Written exercise – Return each line of the records holding the string "name".

>> start

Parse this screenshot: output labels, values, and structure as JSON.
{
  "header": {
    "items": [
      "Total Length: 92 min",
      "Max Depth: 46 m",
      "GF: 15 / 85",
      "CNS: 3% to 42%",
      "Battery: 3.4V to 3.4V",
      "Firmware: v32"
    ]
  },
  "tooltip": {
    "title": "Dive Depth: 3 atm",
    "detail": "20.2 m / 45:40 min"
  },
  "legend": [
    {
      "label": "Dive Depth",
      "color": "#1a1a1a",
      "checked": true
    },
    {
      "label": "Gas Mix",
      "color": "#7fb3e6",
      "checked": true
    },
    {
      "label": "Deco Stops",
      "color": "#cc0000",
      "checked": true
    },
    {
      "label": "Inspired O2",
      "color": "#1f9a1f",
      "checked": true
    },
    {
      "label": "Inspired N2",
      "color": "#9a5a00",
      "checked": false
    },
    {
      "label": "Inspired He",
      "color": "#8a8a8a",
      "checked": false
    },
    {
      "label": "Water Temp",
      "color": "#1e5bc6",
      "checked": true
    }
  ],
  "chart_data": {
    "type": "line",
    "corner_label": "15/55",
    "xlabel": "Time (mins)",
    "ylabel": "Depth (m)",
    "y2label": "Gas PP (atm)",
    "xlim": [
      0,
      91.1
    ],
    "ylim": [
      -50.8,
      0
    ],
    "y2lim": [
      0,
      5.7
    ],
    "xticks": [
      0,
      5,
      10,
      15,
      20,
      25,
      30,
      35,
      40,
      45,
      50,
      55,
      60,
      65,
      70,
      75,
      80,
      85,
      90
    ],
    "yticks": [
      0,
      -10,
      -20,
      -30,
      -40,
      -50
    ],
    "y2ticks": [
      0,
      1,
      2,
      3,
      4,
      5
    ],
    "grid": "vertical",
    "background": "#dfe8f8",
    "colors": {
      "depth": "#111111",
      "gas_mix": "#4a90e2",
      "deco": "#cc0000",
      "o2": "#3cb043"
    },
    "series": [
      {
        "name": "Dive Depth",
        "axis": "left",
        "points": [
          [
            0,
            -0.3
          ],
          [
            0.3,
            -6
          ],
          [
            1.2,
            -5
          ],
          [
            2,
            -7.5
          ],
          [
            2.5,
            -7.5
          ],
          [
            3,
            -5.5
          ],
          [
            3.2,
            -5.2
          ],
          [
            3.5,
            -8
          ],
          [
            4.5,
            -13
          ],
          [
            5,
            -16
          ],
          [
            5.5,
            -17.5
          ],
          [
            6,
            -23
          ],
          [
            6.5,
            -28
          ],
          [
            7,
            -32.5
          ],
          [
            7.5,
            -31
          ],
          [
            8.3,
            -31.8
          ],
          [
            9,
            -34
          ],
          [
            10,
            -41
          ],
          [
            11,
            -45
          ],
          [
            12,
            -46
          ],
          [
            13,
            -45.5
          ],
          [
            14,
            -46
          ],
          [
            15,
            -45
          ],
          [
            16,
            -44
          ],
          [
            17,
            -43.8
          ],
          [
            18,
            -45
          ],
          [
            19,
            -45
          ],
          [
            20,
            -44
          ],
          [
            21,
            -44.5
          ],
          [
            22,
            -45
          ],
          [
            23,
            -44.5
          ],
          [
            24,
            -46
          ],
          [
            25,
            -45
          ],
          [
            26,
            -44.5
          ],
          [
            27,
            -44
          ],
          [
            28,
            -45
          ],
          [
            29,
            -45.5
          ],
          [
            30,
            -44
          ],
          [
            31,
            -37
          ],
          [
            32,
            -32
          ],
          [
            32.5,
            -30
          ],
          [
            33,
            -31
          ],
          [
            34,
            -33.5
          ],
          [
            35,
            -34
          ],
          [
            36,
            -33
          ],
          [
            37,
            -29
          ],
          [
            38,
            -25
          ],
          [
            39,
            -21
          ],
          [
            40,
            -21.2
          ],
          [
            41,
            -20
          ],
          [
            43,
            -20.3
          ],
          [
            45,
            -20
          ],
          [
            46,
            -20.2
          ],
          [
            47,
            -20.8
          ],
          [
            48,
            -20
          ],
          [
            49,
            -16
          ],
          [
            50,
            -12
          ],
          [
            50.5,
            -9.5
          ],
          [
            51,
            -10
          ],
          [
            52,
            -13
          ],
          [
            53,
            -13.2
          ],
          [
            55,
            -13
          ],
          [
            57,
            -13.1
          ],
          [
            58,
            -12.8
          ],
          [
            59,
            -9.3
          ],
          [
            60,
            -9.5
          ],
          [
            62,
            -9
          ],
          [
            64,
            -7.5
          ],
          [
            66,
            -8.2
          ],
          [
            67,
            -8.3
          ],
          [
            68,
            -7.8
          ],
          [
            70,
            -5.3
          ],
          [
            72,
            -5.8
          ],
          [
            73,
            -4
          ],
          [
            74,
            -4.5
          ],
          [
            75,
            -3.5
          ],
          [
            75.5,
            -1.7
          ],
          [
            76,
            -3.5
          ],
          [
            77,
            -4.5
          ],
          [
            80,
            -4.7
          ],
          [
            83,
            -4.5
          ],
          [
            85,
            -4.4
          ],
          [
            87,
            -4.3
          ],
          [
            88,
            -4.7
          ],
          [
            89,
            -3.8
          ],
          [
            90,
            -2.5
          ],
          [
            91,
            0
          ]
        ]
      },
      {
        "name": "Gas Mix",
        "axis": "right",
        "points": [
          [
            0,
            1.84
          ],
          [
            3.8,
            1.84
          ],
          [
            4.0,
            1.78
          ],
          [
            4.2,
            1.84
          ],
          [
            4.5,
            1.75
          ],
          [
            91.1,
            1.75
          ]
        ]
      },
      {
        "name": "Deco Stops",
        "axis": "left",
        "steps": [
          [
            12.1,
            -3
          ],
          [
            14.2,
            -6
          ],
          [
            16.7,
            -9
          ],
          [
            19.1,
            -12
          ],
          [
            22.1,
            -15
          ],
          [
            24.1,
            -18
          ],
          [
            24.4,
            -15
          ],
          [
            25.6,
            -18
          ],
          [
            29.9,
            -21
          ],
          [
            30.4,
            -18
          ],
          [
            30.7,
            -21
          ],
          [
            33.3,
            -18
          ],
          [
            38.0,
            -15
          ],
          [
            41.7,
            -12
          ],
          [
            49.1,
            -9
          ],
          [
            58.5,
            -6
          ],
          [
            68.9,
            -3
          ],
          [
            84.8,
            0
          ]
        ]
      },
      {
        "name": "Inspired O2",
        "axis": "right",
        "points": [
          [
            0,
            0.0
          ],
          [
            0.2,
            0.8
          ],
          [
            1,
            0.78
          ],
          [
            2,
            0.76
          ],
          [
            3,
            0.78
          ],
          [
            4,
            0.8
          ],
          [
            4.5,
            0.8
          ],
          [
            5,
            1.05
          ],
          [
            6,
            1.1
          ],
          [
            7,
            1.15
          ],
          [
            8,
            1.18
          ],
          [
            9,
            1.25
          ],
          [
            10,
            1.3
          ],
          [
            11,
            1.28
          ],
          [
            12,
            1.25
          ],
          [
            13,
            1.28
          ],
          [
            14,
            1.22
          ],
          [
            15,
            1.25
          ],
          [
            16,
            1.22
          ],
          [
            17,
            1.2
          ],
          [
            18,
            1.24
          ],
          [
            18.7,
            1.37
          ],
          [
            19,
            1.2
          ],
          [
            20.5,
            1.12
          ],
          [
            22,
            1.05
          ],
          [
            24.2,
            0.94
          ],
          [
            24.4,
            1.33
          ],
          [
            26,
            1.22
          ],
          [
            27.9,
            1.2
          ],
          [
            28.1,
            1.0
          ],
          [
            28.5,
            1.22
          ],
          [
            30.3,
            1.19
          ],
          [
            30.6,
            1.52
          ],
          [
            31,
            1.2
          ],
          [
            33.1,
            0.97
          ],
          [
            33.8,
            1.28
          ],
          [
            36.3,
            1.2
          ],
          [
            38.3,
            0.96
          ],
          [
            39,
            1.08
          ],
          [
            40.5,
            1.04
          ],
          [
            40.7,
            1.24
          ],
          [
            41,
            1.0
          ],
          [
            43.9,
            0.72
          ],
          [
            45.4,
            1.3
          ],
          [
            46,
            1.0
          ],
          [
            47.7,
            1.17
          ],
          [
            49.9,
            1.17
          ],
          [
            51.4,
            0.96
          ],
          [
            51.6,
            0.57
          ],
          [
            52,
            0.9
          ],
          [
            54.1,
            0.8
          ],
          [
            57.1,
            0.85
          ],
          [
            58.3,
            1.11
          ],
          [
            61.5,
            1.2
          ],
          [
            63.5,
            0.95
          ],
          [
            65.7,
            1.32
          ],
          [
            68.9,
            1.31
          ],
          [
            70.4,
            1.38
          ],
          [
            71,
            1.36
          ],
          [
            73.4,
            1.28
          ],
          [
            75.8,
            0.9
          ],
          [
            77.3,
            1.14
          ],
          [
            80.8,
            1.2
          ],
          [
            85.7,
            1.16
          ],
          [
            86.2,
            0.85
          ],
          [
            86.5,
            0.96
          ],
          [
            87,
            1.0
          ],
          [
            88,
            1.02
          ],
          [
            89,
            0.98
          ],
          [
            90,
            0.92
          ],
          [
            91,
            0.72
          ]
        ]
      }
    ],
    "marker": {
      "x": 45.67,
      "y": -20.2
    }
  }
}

>> end
>> start

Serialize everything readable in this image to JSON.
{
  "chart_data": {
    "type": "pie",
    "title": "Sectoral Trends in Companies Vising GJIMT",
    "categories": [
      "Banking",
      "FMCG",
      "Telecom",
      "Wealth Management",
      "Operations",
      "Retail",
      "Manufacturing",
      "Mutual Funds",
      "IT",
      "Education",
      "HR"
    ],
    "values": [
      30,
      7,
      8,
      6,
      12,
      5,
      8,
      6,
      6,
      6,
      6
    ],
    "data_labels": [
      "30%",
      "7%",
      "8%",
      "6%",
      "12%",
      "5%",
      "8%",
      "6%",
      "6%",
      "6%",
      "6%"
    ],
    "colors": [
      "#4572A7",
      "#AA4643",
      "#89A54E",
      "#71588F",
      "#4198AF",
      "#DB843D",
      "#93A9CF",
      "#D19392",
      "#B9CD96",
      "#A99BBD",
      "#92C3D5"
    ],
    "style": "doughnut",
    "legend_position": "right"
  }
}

>> end
>> start

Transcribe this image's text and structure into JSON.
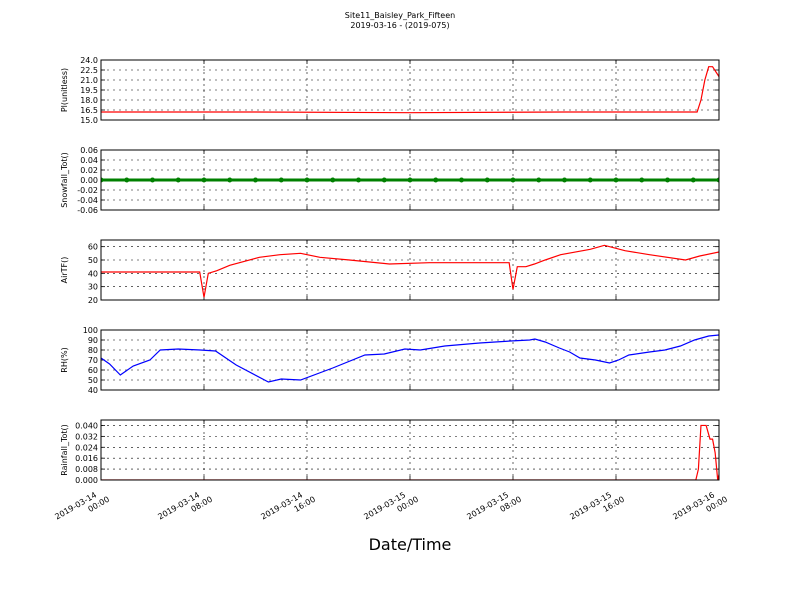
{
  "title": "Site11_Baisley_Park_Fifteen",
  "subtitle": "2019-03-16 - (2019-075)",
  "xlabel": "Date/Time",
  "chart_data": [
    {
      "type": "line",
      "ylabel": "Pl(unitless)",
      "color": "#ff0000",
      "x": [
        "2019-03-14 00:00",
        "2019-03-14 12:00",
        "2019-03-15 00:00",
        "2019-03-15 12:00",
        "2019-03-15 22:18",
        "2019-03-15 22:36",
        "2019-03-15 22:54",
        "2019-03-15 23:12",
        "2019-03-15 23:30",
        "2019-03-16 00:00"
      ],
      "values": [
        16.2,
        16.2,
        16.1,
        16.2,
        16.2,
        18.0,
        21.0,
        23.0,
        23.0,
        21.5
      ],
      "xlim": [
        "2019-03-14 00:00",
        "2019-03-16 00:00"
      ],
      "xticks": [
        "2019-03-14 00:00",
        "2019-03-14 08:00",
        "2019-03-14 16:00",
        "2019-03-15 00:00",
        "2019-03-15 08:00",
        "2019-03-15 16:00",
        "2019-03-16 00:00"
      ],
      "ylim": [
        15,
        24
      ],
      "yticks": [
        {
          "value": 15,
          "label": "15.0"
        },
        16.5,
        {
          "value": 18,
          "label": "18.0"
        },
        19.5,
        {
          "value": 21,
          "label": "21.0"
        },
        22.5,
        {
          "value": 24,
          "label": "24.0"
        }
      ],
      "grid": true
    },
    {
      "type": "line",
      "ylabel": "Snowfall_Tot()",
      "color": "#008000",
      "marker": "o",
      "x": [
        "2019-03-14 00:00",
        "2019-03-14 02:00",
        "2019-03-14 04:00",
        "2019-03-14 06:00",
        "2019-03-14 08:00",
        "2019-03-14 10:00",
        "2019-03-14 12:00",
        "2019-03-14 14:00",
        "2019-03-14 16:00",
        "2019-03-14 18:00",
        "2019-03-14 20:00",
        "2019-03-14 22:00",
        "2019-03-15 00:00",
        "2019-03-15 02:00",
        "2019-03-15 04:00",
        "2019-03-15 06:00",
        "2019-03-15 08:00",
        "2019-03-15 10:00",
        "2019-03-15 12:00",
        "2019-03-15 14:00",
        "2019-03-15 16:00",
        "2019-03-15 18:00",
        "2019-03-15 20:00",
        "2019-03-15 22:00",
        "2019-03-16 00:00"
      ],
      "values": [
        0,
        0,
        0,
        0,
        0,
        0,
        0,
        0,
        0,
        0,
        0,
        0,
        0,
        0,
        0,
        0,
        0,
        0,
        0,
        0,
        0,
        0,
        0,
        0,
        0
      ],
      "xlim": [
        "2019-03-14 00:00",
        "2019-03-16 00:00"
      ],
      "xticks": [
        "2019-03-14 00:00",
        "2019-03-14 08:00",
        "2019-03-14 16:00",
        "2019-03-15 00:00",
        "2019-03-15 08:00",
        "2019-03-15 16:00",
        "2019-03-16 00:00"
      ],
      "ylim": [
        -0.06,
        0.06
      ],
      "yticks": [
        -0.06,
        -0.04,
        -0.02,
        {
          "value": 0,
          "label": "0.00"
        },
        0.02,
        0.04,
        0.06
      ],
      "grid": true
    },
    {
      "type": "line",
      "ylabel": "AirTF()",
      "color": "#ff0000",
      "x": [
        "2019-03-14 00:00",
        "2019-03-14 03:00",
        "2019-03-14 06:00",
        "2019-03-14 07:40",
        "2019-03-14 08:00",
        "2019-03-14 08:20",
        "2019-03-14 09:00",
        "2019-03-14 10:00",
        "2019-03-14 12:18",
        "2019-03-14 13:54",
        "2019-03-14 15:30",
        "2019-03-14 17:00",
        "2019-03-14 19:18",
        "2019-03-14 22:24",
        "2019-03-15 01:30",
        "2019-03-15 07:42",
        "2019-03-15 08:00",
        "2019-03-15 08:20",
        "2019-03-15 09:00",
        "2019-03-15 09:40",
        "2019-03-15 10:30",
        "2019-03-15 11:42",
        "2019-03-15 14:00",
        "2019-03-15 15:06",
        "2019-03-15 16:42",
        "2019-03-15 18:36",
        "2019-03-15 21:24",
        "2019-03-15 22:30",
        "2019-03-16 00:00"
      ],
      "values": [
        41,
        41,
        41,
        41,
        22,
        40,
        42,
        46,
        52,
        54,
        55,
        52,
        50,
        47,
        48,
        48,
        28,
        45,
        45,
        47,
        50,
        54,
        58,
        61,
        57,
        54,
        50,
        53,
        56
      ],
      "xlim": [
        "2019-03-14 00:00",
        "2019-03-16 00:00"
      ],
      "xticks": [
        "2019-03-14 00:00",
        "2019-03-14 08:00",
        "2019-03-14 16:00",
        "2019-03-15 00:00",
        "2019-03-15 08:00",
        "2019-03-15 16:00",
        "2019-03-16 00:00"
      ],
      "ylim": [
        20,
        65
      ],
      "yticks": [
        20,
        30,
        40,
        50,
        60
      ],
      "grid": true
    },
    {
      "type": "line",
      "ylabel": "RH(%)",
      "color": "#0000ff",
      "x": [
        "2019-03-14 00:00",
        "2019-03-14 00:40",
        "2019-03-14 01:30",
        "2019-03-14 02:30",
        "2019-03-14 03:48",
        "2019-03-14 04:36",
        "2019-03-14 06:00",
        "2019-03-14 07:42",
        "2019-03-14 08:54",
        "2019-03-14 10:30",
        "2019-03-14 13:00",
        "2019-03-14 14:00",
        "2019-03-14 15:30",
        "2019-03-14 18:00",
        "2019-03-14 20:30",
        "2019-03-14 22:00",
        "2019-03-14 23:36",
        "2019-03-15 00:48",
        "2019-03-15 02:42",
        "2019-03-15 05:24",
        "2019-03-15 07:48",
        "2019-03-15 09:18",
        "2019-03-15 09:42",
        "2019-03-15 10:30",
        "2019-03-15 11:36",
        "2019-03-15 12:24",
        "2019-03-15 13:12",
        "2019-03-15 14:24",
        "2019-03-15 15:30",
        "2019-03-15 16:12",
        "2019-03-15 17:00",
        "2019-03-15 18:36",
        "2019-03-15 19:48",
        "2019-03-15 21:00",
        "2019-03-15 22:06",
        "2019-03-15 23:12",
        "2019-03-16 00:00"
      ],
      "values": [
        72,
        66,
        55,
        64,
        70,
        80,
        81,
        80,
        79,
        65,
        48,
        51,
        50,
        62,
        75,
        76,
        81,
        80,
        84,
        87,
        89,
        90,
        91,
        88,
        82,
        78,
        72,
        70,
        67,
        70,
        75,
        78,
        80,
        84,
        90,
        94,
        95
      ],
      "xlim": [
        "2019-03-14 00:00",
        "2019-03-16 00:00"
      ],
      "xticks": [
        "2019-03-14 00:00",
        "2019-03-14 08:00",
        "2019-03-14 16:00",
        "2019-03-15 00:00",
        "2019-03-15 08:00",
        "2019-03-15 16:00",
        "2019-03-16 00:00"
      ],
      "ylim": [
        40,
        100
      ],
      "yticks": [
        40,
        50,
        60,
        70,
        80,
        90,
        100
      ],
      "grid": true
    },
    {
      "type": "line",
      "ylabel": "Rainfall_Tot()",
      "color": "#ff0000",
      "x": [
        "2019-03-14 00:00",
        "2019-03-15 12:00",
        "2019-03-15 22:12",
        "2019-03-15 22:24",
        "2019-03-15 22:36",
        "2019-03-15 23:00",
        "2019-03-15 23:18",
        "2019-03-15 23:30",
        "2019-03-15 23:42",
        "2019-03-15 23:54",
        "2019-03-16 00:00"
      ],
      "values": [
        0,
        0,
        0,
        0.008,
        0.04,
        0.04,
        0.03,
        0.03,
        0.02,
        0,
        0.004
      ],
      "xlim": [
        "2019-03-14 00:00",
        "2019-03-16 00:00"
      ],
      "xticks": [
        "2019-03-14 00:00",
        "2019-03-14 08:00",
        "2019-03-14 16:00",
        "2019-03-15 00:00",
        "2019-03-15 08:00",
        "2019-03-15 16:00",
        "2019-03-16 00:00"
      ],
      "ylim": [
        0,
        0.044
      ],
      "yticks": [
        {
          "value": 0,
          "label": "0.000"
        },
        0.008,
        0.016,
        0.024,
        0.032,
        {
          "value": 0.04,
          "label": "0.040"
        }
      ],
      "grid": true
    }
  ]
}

>> end

Finished task –
        "name": "Dive Depth",
        "name": "Gas Mix",
        "name": "Deco Stops",
        "name": "Inspired O2",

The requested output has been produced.